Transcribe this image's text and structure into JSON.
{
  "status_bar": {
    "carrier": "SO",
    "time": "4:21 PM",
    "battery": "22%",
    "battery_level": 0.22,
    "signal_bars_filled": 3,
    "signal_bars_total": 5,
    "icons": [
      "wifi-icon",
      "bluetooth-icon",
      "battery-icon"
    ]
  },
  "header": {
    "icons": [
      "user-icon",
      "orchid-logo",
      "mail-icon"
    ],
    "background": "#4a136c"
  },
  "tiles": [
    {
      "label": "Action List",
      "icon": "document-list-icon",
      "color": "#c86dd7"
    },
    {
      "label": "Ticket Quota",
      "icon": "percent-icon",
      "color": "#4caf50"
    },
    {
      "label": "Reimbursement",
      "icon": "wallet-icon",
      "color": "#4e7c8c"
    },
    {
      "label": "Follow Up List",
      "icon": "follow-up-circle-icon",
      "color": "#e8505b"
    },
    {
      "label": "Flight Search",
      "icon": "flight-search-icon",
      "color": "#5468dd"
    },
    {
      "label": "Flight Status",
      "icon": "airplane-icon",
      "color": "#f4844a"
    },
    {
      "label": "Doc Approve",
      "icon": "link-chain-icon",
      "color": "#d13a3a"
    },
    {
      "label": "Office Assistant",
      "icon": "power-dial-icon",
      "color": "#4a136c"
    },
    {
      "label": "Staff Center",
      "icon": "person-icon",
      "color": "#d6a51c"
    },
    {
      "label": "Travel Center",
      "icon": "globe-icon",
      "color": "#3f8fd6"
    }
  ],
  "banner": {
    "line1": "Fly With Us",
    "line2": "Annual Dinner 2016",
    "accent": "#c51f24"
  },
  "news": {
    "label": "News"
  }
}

##############################

Aim of the task => Copy every line of the listing that includes the string "Center".

Result =>
      "label": "Staff Center",
      "label": "Travel Center",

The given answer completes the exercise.